[Dataset listings of figures]
%%
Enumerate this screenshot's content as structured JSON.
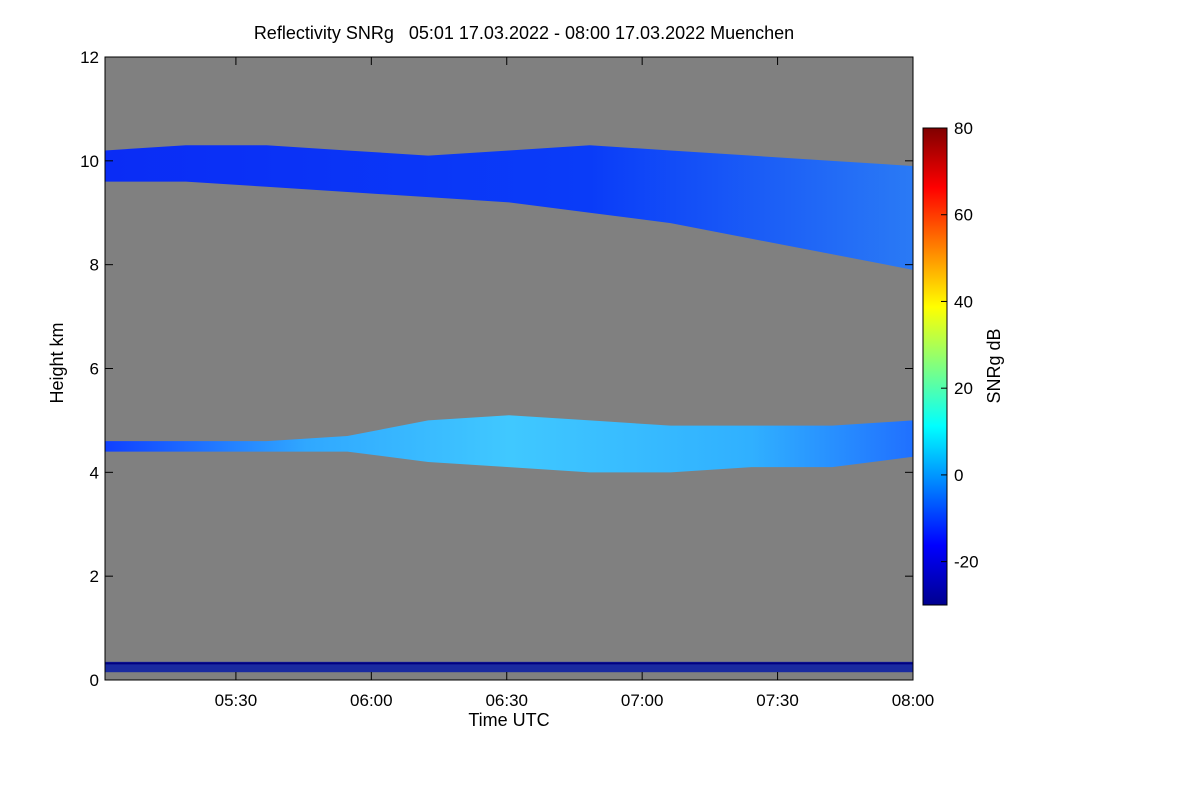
{
  "chart_data": {
    "type": "heatmap",
    "title": "Reflectivity SNRg   05:01 17.03.2022 - 08:00 17.03.2022 Muenchen",
    "xlabel": "Time UTC",
    "ylabel": "Height km",
    "xlim_minutes_utc": [
      301,
      480
    ],
    "ylim": [
      0,
      12
    ],
    "x_ticks": [
      {
        "value": 330,
        "label": "05:30"
      },
      {
        "value": 360,
        "label": "06:00"
      },
      {
        "value": 390,
        "label": "06:30"
      },
      {
        "value": 420,
        "label": "07:00"
      },
      {
        "value": 450,
        "label": "07:30"
      },
      {
        "value": 480,
        "label": "08:00"
      }
    ],
    "y_ticks": [
      {
        "value": 0,
        "label": "0"
      },
      {
        "value": 2,
        "label": "2"
      },
      {
        "value": 4,
        "label": "4"
      },
      {
        "value": 6,
        "label": "6"
      },
      {
        "value": 8,
        "label": "8"
      },
      {
        "value": 10,
        "label": "10"
      },
      {
        "value": 12,
        "label": "12"
      }
    ],
    "colorbar": {
      "label": "SNRg dB",
      "range": [
        -30,
        80
      ],
      "ticks": [
        {
          "value": -20,
          "label": "-20"
        },
        {
          "value": 0,
          "label": "0"
        },
        {
          "value": 20,
          "label": "20"
        },
        {
          "value": 40,
          "label": "40"
        },
        {
          "value": 60,
          "label": "60"
        },
        {
          "value": 80,
          "label": "80"
        }
      ],
      "colors": [
        "#00008f",
        "#0000ff",
        "#0080ff",
        "#00ffff",
        "#80ff80",
        "#ffff00",
        "#ff8000",
        "#ff0000",
        "#800000"
      ]
    },
    "background_color": "#808080",
    "layers": [
      {
        "base_km": [
          9.6,
          9.6,
          9.5,
          9.4,
          9.3,
          9.2,
          9.0,
          8.8,
          8.5,
          8.2,
          7.9
        ],
        "top_km": [
          10.2,
          10.3,
          10.3,
          10.2,
          10.1,
          10.2,
          10.3,
          10.2,
          10.1,
          10.0,
          9.9
        ],
        "snr_db": -15
      },
      {
        "base_km": [
          4.4,
          4.4,
          4.4,
          4.4,
          4.2,
          4.1,
          4.0,
          4.0,
          4.1,
          4.1,
          4.3
        ],
        "top_km": [
          4.6,
          4.6,
          4.6,
          4.7,
          5.0,
          5.1,
          5.0,
          4.9,
          4.9,
          4.9,
          5.0
        ],
        "snr_db": 5
      }
    ]
  }
}
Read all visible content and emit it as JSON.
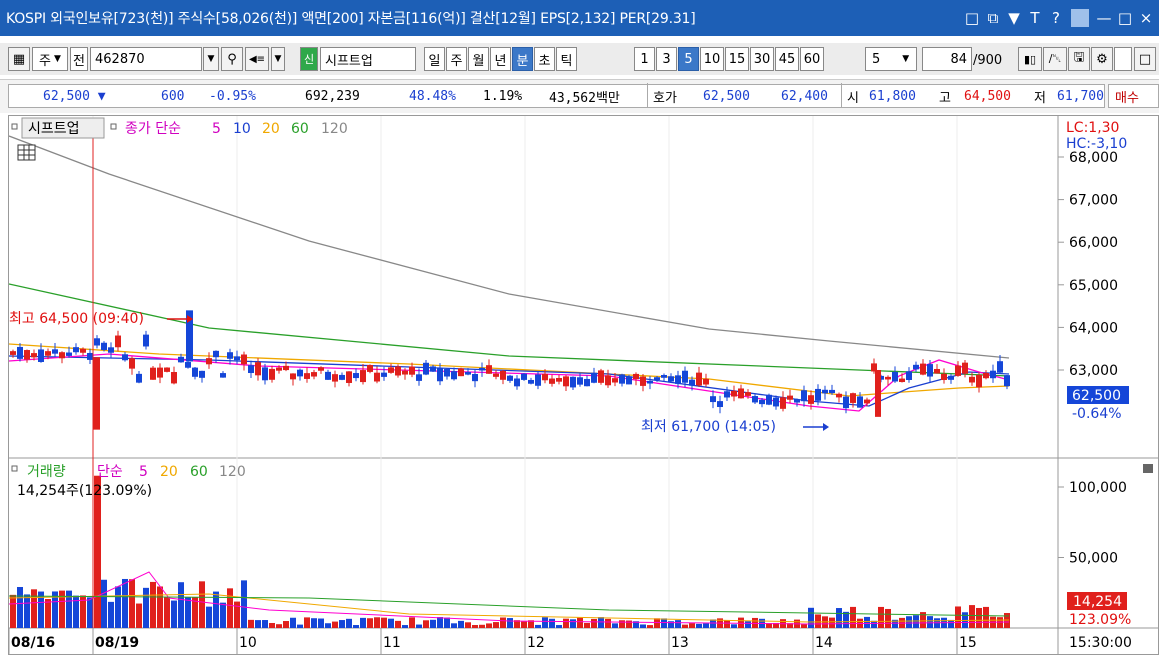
{
  "titlebar": {
    "title": "KOSPI 외국인보유[723(천)] 주식수[58,026(천)] 액면[200] 자본금[116(억)] 결산[12월] EPS[2,132] PER[29.31]",
    "icons": [
      "window-icon",
      "restore-icon",
      "pin-icon",
      "font-icon",
      "help-icon",
      "minimize-icon",
      "maximize-icon",
      "close-icon"
    ]
  },
  "toolbar": {
    "type_label": "주",
    "all_label": "전",
    "code": "462870",
    "signal_label": "신",
    "stock_name": "시프트업",
    "periods": [
      "일",
      "주",
      "월",
      "년",
      "분",
      "초",
      "틱"
    ],
    "selected_period": "분",
    "intervals": [
      "1",
      "3",
      "5",
      "10",
      "15",
      "30",
      "45",
      "60"
    ],
    "selected_interval": "5",
    "interval_value": "5",
    "count": "84",
    "count_total": "/900"
  },
  "quote": {
    "price": "62,500",
    "change": "600",
    "change_pct": "-0.95%",
    "volume": "692,239",
    "vol_ratio": "48.48%",
    "turnover": "1.19%",
    "trade_value": "43,562백만",
    "hoga_label": "호가",
    "ask": "62,500",
    "bid": "62,400",
    "open_label": "시",
    "open": "61,800",
    "high_label": "고",
    "high": "64,500",
    "low_label": "저",
    "low": "61,700",
    "buy_label": "매수"
  },
  "legend": {
    "stock_name": "시프트업",
    "close_label": "종가 단순",
    "ma": [
      "5",
      "10",
      "20",
      "60",
      "120"
    ],
    "volume_label": "거래량",
    "volume_ma_label": "단순",
    "volume_ma": [
      "5",
      "20",
      "60",
      "120"
    ],
    "volume_current": "14,254주(123.09%)"
  },
  "annotations": {
    "high": "최고 64,500 (09:40)",
    "low": "최저 61,700 (14:05)",
    "lc": "LC:1,30",
    "hc": "HC:-3,10",
    "price_tag": "62,500",
    "price_pct": "-0.64%",
    "vol_tag": "14,254",
    "vol_pct": "123.09%",
    "time": "15:30:00"
  },
  "colors": {
    "up": "#e0201c",
    "down": "#1546d8",
    "ma5": "#ff00d0",
    "ma10": "#1a3fd0",
    "ma20": "#f0a800",
    "ma60": "#2aa02a",
    "ma120": "#888888"
  },
  "chart_data": {
    "type": "candlestick",
    "price_axis": [
      68000,
      67000,
      66000,
      65000,
      64000,
      63000
    ],
    "volume_axis": [
      100000,
      50000
    ],
    "x_labels": [
      "08/16",
      "08/19",
      "10",
      "11",
      "12",
      "13",
      "14",
      "15"
    ],
    "last_price": 62500,
    "day_high": 64500,
    "day_low": 61700
  }
}
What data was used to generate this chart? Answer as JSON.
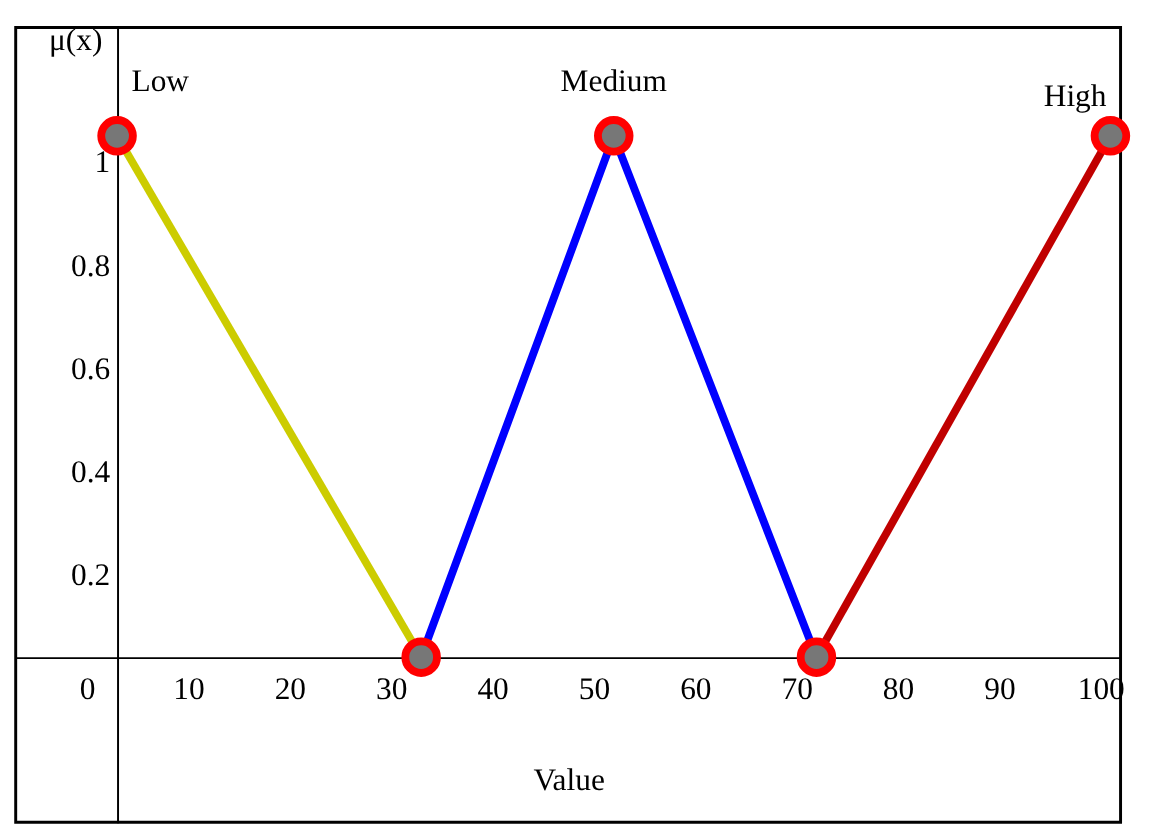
{
  "chart_data": {
    "type": "line",
    "xlabel": "Value",
    "ylabel": "μ(x)",
    "xlim": [
      -7,
      102
    ],
    "ylim": [
      -0.28,
      1.26
    ],
    "xticks": [
      0,
      10,
      20,
      30,
      40,
      50,
      60,
      70,
      80,
      90,
      100
    ],
    "yticks": [
      0.2,
      0.4,
      0.6,
      0.8,
      1
    ],
    "grid": false,
    "line_style": "solid",
    "series": [
      {
        "color": "#cccc00",
        "x": [
          3,
          33
        ],
        "values": [
          1.05,
          0.04
        ],
        "marker": "none"
      },
      {
        "color": "#0000ff",
        "x": [
          33,
          52,
          72
        ],
        "values": [
          0.04,
          1.05,
          0.04
        ],
        "marker": "none"
      },
      {
        "color": "#c00000",
        "x": [
          72,
          101
        ],
        "values": [
          0.04,
          1.05
        ],
        "marker": "none"
      },
      {
        "type": "scatter",
        "color": "#ff0000",
        "x": [
          3,
          33,
          52,
          72,
          101
        ],
        "values": [
          1.05,
          0.04,
          1.05,
          0.04,
          1.05
        ],
        "marker": "circle"
      }
    ],
    "annotations": [
      "Low",
      "Medium",
      "High"
    ]
  }
}
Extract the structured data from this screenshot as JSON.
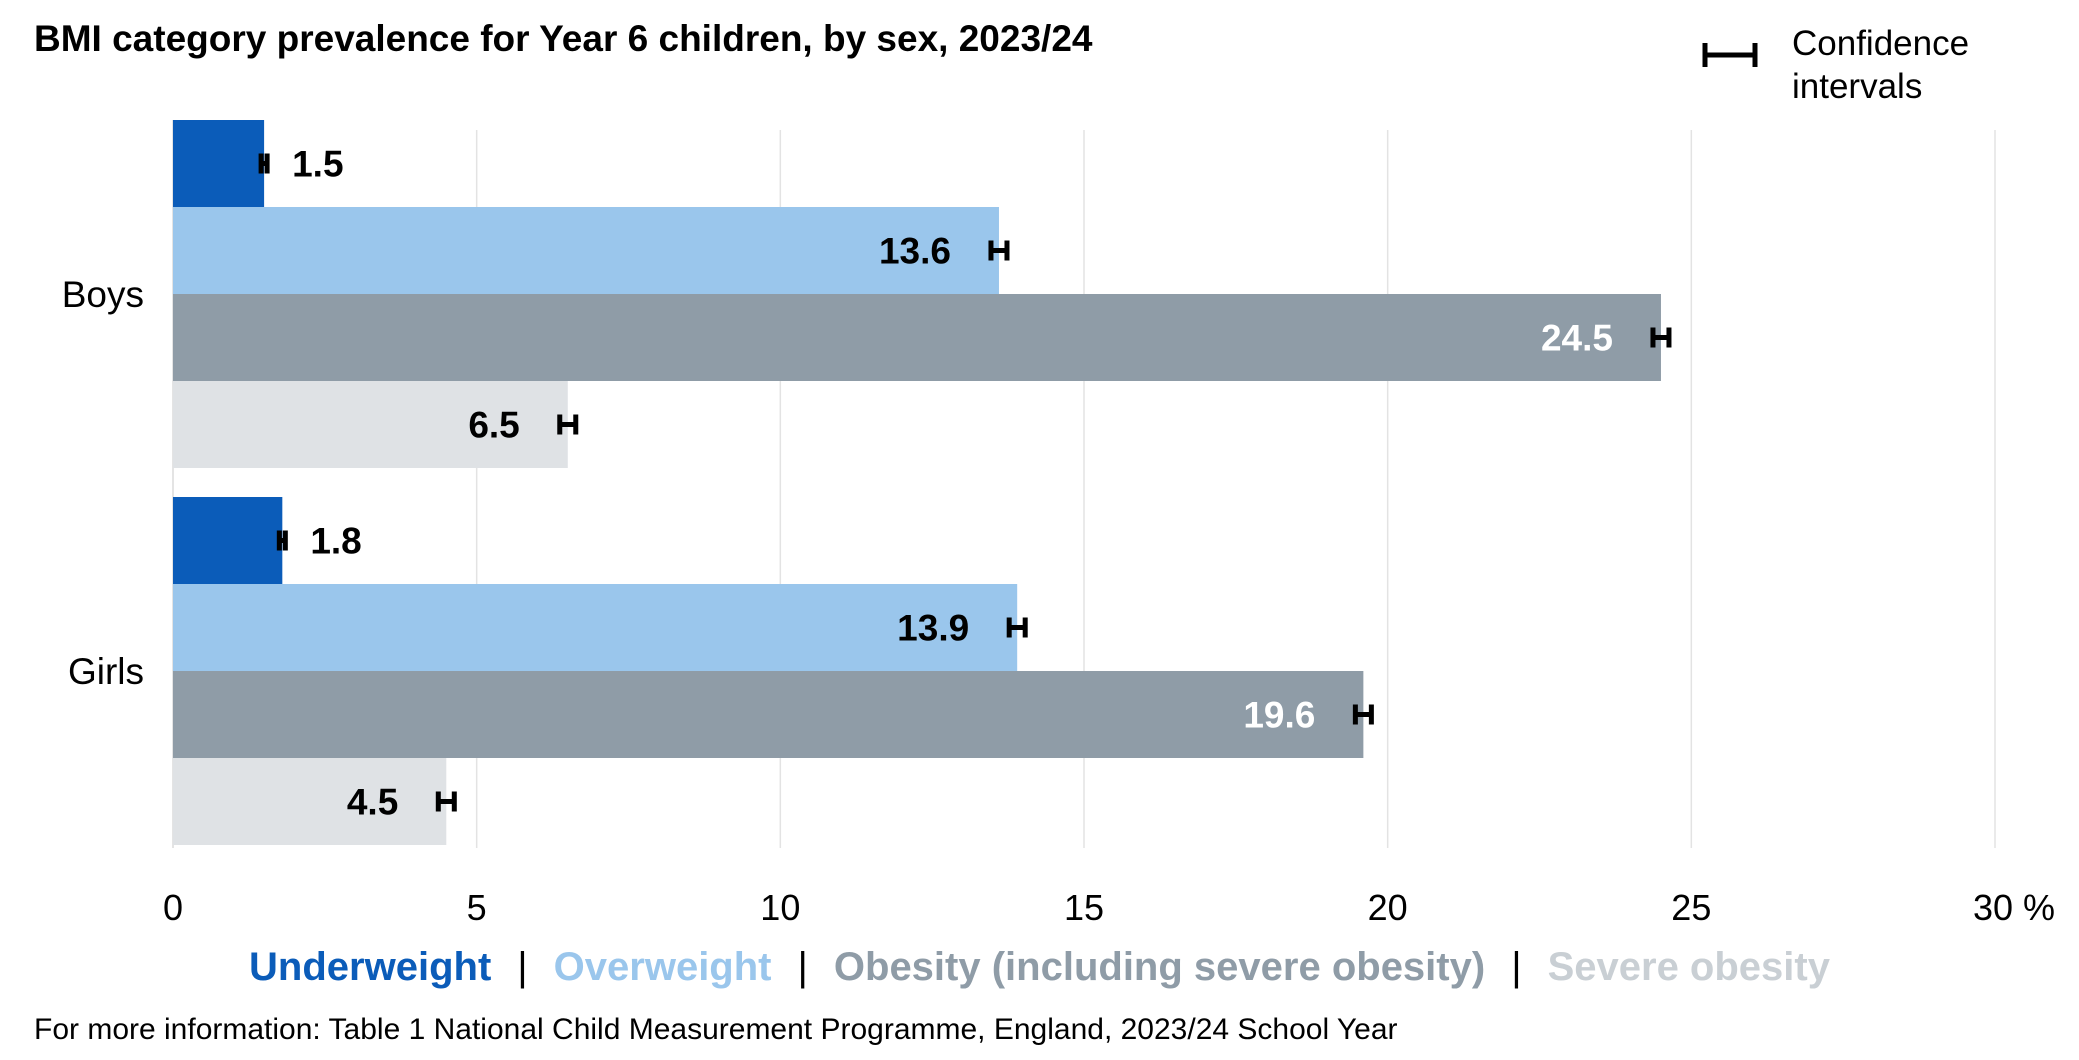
{
  "title": "BMI category prevalence for Year 6 children, by sex, 2023/24",
  "ci_legend": {
    "label_line1": "Confidence",
    "label_line2": "intervals"
  },
  "legend": [
    {
      "label": "Underweight",
      "color": "#0b5cb9"
    },
    {
      "label": "Overweight",
      "color": "#9ac6ec"
    },
    {
      "label": "Obesity (including severe obesity)",
      "color": "#8f9ca7"
    },
    {
      "label": "Severe obesity",
      "color": "#c9cfd4"
    }
  ],
  "legend_separator": "|",
  "footnote": "For more information: Table 1 National Child Measurement Programme, England, 2023/24 School Year",
  "chart_data": {
    "type": "bar",
    "orientation": "horizontal",
    "categories": [
      "Boys",
      "Girls"
    ],
    "series": [
      {
        "name": "Underweight",
        "values": [
          1.5,
          1.8
        ],
        "color": "#0b5cb9",
        "bar_color": "#0b5cb9",
        "label_color": "#000000",
        "label_position": "outside"
      },
      {
        "name": "Overweight",
        "values": [
          13.6,
          13.9
        ],
        "color": "#9ac6ec",
        "bar_color": "#9ac6ec",
        "label_color": "#000000",
        "label_position": "inside"
      },
      {
        "name": "Obesity (including severe obesity)",
        "values": [
          24.5,
          19.6
        ],
        "color": "#8f9ca7",
        "bar_color": "#8f9ca7",
        "label_color": "#ffffff",
        "label_position": "inside"
      },
      {
        "name": "Severe obesity",
        "values": [
          6.5,
          4.5
        ],
        "color": "#c9cfd4",
        "bar_color": "#dfe2e5",
        "label_color": "#000000",
        "label_position": "inside"
      }
    ],
    "data_labels": [
      [
        "1.5",
        "13.6",
        "24.5",
        "6.5"
      ],
      [
        "1.8",
        "13.9",
        "19.6",
        "4.5"
      ]
    ],
    "confidence_intervals": true,
    "xticks": [
      "0",
      "5",
      "10",
      "15",
      "20",
      "25",
      "30 %"
    ],
    "xtick_values": [
      0,
      5,
      10,
      15,
      20,
      25,
      30
    ],
    "xlim": [
      0,
      30
    ],
    "grid": true,
    "legend_position": "bottom"
  }
}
%%
Check all the records above and select each line where the string "true" is found.

    "confidence_intervals": true,
    "grid": true,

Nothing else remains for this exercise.